What to produce → Give back each entry unchanged, minus pictures.

┄┄┄┄┄┄

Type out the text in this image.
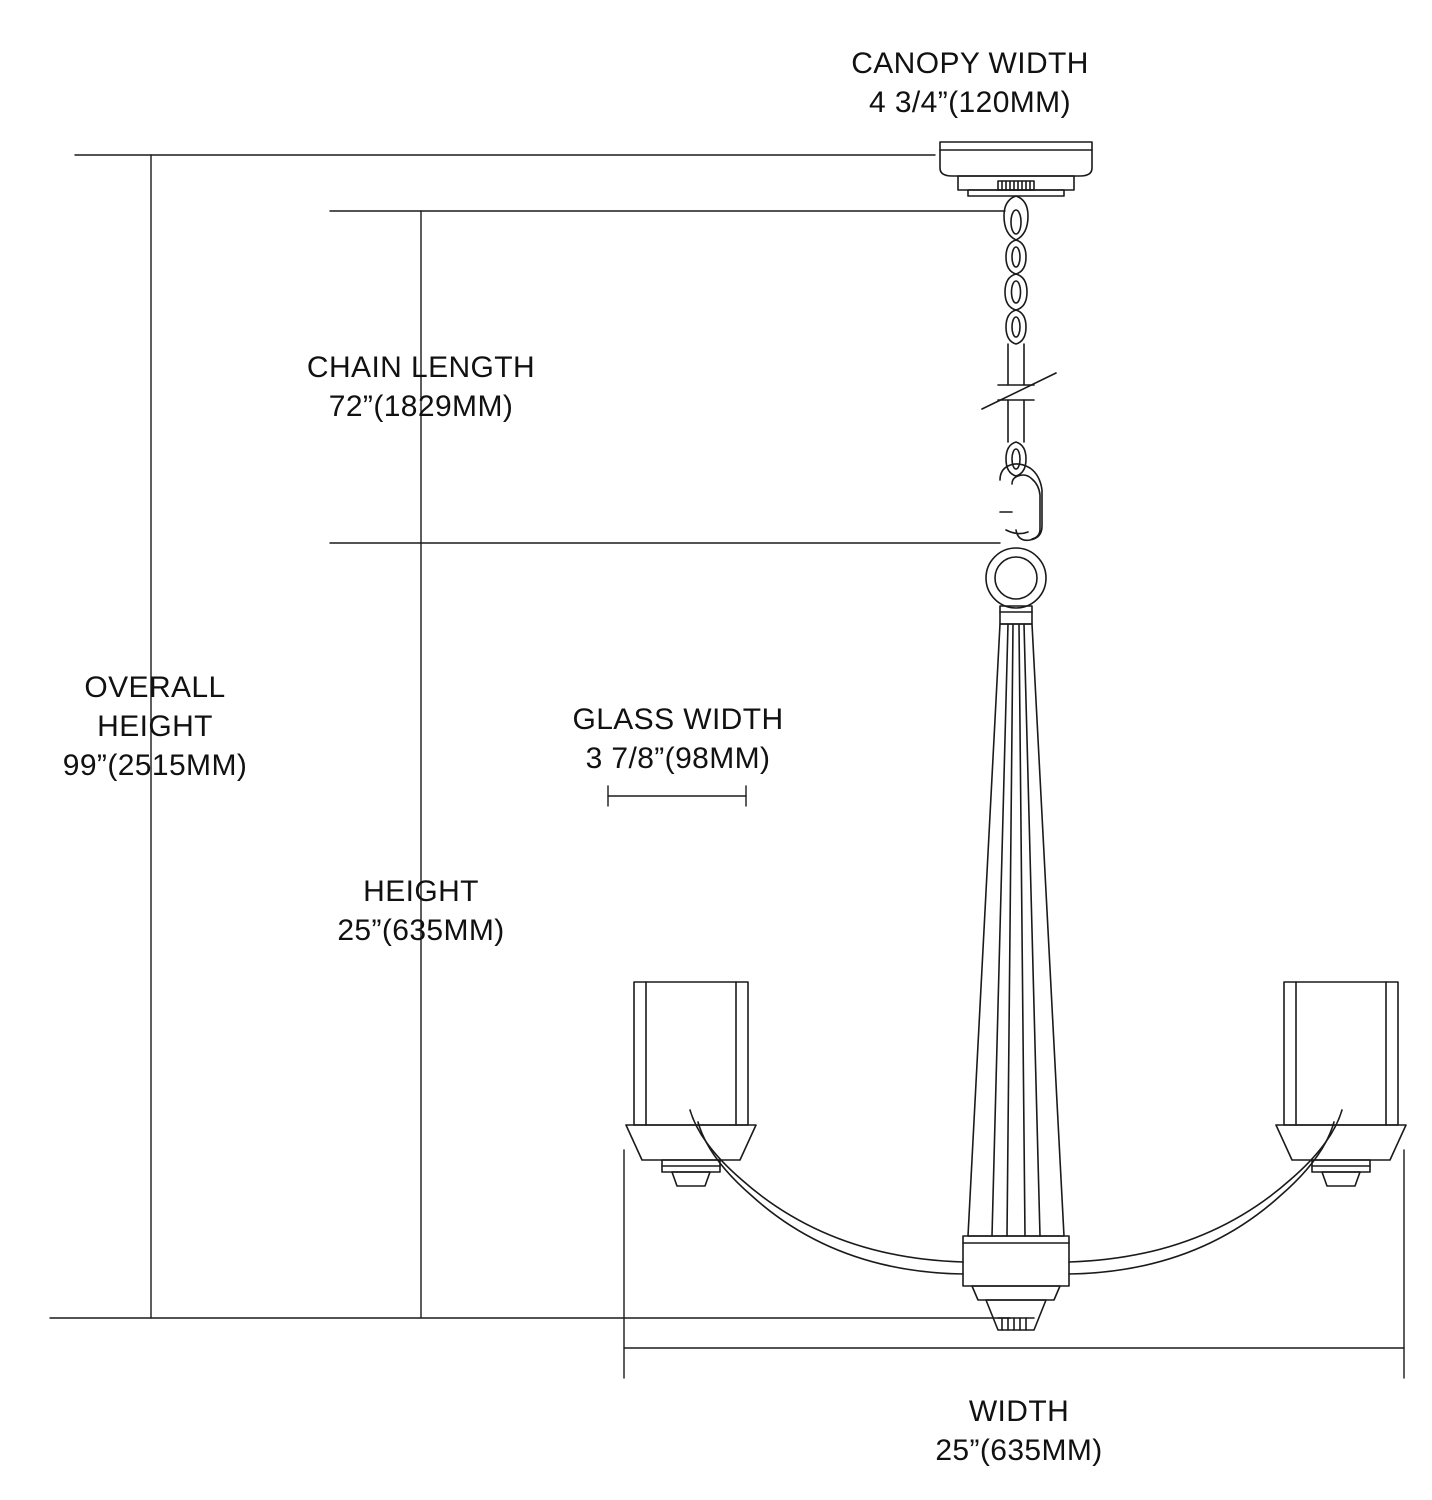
CANOPY WIDTH
4 3/4”(120MM)
CHAIN LENGTH
72”(1829MM)
OVERALL
HEIGHT
99”(2515MM)
GLASS WIDTH
3 7/8”(98MM)
HEIGHT
25”(635MM)
WIDTH
25”(635MM)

┄┄┄┄┄┄

Written response →
Type out the text in this image.
CANOPY WIDTH
4 3/4”(120MM)
CHAIN LENGTH
72”(1829MM)
OVERALL
HEIGHT
99”(2515MM)
GLASS WIDTH
3 7/8”(98MM)
HEIGHT
25”(635MM)
WIDTH
25”(635MM)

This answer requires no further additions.